Stored dataset items
* * * *

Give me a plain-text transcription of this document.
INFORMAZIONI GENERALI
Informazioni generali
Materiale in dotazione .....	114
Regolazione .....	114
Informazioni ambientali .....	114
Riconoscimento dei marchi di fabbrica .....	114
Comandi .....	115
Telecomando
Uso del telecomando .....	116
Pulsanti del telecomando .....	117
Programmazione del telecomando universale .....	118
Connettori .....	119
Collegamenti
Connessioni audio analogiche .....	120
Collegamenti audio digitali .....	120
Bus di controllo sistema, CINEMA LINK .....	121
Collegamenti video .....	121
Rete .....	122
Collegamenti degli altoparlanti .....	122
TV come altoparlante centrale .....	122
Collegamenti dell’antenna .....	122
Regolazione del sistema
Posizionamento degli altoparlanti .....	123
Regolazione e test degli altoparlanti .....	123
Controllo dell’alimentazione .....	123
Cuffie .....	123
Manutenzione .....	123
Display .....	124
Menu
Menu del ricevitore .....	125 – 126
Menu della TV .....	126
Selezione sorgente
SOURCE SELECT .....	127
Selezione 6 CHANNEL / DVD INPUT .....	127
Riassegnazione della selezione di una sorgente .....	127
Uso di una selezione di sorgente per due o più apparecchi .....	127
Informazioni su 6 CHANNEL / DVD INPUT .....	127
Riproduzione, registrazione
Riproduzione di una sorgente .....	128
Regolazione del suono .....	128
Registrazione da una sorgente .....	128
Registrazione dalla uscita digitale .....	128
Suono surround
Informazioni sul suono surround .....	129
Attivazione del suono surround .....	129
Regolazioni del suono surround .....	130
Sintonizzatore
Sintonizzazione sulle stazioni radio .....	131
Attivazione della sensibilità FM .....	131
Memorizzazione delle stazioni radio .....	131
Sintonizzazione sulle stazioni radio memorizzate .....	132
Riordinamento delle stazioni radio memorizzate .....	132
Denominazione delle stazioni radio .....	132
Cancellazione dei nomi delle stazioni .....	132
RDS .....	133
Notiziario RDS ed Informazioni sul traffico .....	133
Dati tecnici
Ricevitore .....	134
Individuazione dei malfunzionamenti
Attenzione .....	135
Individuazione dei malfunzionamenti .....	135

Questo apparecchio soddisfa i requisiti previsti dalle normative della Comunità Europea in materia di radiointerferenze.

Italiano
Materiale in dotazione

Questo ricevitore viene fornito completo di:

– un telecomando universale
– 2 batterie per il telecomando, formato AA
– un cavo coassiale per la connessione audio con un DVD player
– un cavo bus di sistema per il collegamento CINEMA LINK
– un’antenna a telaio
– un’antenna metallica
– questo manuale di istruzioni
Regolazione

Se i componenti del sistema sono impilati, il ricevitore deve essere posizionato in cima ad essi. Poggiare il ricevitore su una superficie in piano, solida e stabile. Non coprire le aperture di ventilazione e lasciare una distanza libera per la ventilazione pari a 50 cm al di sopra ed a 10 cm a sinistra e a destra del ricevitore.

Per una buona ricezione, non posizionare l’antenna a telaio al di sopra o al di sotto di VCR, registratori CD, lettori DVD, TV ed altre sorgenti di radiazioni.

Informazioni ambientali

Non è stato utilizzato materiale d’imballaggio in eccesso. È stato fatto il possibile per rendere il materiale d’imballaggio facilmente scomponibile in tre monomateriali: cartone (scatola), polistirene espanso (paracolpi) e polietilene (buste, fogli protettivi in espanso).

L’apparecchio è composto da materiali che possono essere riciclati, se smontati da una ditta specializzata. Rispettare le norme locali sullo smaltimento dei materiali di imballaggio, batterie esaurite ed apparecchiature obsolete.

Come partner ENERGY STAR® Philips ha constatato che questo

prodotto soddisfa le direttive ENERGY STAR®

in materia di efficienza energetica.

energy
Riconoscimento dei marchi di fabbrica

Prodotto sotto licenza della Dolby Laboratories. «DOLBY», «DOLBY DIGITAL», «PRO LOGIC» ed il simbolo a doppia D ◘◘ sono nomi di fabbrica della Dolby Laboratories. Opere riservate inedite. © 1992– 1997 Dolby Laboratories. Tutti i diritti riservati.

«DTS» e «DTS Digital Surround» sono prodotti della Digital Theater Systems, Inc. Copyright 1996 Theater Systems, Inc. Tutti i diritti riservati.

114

* * * *

*Written problem*
Copy out each line exactly.

*Finished exercise*
Give me a plain-text transcription of this document.
INFORMAZIONI GENERALI
Informazioni generali
Materiale in dotazione .....	114
Regolazione .....	114
Informazioni ambientali .....	114
Riconoscimento dei marchi di fabbrica .....	114
Comandi .....	115
Telecomando
Uso del telecomando .....	116
Pulsanti del telecomando .....	117
Programmazione del telecomando universale .....	118
Connettori .....	119
Collegamenti
Connessioni audio analogiche .....	120
Collegamenti audio digitali .....	120
Bus di controllo sistema, CINEMA LINK .....	121
Collegamenti video .....	121
Rete .....	122
Collegamenti degli altoparlanti .....	122
TV come altoparlante centrale .....	122
Collegamenti dell’antenna .....	122
Regolazione del sistema
Posizionamento degli altoparlanti .....	123
Regolazione e test degli altoparlanti .....	123
Controllo dell’alimentazione .....	123
Cuffie .....	123
Manutenzione .....	123
Display .....	124
Menu
Menu del ricevitore .....	125 – 126
Menu della TV .....	126
Selezione sorgente
SOURCE SELECT .....	127
Selezione 6 CHANNEL / DVD INPUT .....	127
Riassegnazione della selezione di una sorgente .....	127
Uso di una selezione di sorgente per due o più apparecchi .....	127
Informazioni su 6 CHANNEL / DVD INPUT .....	127
Riproduzione, registrazione
Riproduzione di una sorgente .....	128
Regolazione del suono .....	128
Registrazione da una sorgente .....	128
Registrazione dalla uscita digitale .....	128
Suono surround
Informazioni sul suono surround .....	129
Attivazione del suono surround .....	129
Regolazioni del suono surround .....	130
Sintonizzatore
Sintonizzazione sulle stazioni radio .....	131
Attivazione della sensibilità FM .....	131
Memorizzazione delle stazioni radio .....	131
Sintonizzazione sulle stazioni radio memorizzate .....	132
Riordinamento delle stazioni radio memorizzate .....	132
Denominazione delle stazioni radio .....	132
Cancellazione dei nomi delle stazioni .....	132
RDS .....	133
Notiziario RDS ed Informazioni sul traffico .....	133
Dati tecnici
Ricevitore .....	134
Individuazione dei malfunzionamenti
Attenzione .....	135
Individuazione dei malfunzionamenti .....	135

Questo apparecchio soddisfa i requisiti previsti dalle normative della Comunità Europea in materia di radiointerferenze.

Italiano
Materiale in dotazione

Questo ricevitore viene fornito completo di:

– un telecomando universale
– 2 batterie per il telecomando, formato AA
– un cavo coassiale per la connessione audio con un DVD player
– un cavo bus di sistema per il collegamento CINEMA LINK
– un’antenna a telaio
– un’antenna metallica
– questo manuale di istruzioni
Regolazione

Se i componenti del sistema sono impilati, il ricevitore deve essere posizionato in cima ad essi. Poggiare il ricevitore su una superficie in piano, solida e stabile. Non coprire le aperture di ventilazione e lasciare una distanza libera per la ventilazione pari a 50 cm al di sopra ed a 10 cm a sinistra e a destra del ricevitore.

Per una buona ricezione, non posizionare l’antenna a telaio al di sopra o al di sotto di VCR, registratori CD, lettori DVD, TV ed altre sorgenti di radiazioni.

Informazioni ambientali

Non è stato utilizzato materiale d’imballaggio in eccesso. È stato fatto il possibile per rendere il materiale d’imballaggio facilmente scomponibile in tre monomateriali: cartone (scatola), polistirene espanso (paracolpi) e polietilene (buste, fogli protettivi in espanso).

L’apparecchio è composto da materiali che possono essere riciclati, se smontati da una ditta specializzata. Rispettare le norme locali sullo smaltimento dei materiali di imballaggio, batterie esaurite ed apparecchiature obsolete.

Come partner ENERGY STAR® Philips ha constatato che questo

prodotto soddisfa le direttive ENERGY STAR®

in materia di efficienza energetica.

energy
Riconoscimento dei marchi di fabbrica

Prodotto sotto licenza della Dolby Laboratories. «DOLBY», «DOLBY DIGITAL», «PRO LOGIC» ed il simbolo a doppia D ◘◘ sono nomi di fabbrica della Dolby Laboratories. Opere riservate inedite. © 1992– 1997 Dolby Laboratories. Tutti i diritti riservati.

«DTS» e «DTS Digital Surround» sono prodotti della Digital Theater Systems, Inc. Copyright 1996 Theater Systems, Inc. Tutti i diritti riservati.

114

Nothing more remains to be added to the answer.